>> BEGIN Stored records

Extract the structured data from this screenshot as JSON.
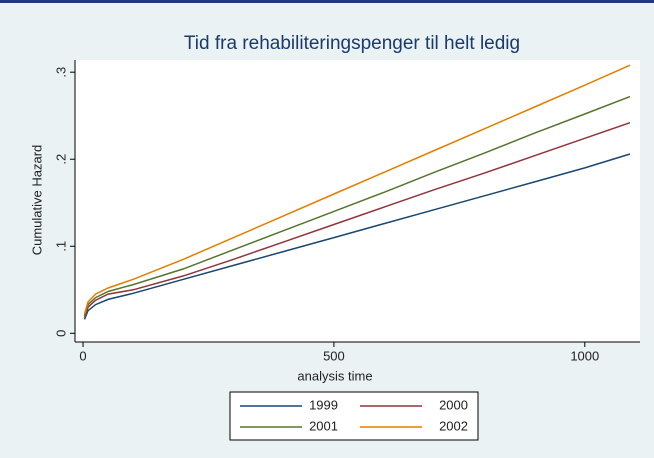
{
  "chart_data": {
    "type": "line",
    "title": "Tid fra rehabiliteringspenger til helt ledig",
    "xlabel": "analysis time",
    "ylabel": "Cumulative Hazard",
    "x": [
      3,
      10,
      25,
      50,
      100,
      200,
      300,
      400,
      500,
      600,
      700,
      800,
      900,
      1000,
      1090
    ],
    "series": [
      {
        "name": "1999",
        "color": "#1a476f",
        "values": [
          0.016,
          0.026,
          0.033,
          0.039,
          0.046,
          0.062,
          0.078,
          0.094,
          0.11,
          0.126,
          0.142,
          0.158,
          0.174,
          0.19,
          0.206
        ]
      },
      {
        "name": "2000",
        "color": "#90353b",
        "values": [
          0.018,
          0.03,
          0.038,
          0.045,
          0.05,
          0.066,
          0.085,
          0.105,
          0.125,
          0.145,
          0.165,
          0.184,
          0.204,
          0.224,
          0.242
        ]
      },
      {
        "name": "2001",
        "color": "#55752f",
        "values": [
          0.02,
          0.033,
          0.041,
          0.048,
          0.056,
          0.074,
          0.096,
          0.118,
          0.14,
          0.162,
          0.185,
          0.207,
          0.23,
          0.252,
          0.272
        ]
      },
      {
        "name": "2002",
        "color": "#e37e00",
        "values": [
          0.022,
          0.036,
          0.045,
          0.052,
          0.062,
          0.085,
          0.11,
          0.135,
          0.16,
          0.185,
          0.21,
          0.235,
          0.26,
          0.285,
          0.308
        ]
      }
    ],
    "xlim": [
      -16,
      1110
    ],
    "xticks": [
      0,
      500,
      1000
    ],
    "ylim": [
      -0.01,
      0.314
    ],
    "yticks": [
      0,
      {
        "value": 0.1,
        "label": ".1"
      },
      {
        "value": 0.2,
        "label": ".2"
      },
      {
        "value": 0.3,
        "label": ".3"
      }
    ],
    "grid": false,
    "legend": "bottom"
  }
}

>> END Stored records

◆ Direction: Copy all the lines of data exactly as they appear, dropping any images.

◆ Full output:
Extract the structured data from this screenshot as JSON.
{
  "chart_data": {
    "type": "line",
    "title": "Tid fra rehabiliteringspenger til helt ledig",
    "xlabel": "analysis time",
    "ylabel": "Cumulative Hazard",
    "x": [
      3,
      10,
      25,
      50,
      100,
      200,
      300,
      400,
      500,
      600,
      700,
      800,
      900,
      1000,
      1090
    ],
    "series": [
      {
        "name": "1999",
        "color": "#1a476f",
        "values": [
          0.016,
          0.026,
          0.033,
          0.039,
          0.046,
          0.062,
          0.078,
          0.094,
          0.11,
          0.126,
          0.142,
          0.158,
          0.174,
          0.19,
          0.206
        ]
      },
      {
        "name": "2000",
        "color": "#90353b",
        "values": [
          0.018,
          0.03,
          0.038,
          0.045,
          0.05,
          0.066,
          0.085,
          0.105,
          0.125,
          0.145,
          0.165,
          0.184,
          0.204,
          0.224,
          0.242
        ]
      },
      {
        "name": "2001",
        "color": "#55752f",
        "values": [
          0.02,
          0.033,
          0.041,
          0.048,
          0.056,
          0.074,
          0.096,
          0.118,
          0.14,
          0.162,
          0.185,
          0.207,
          0.23,
          0.252,
          0.272
        ]
      },
      {
        "name": "2002",
        "color": "#e37e00",
        "values": [
          0.022,
          0.036,
          0.045,
          0.052,
          0.062,
          0.085,
          0.11,
          0.135,
          0.16,
          0.185,
          0.21,
          0.235,
          0.26,
          0.285,
          0.308
        ]
      }
    ],
    "xlim": [
      -16,
      1110
    ],
    "xticks": [
      0,
      500,
      1000
    ],
    "ylim": [
      -0.01,
      0.314
    ],
    "yticks": [
      0,
      {
        "value": 0.1,
        "label": ".1"
      },
      {
        "value": 0.2,
        "label": ".2"
      },
      {
        "value": 0.3,
        "label": ".3"
      }
    ],
    "grid": false,
    "legend": "bottom"
  }
}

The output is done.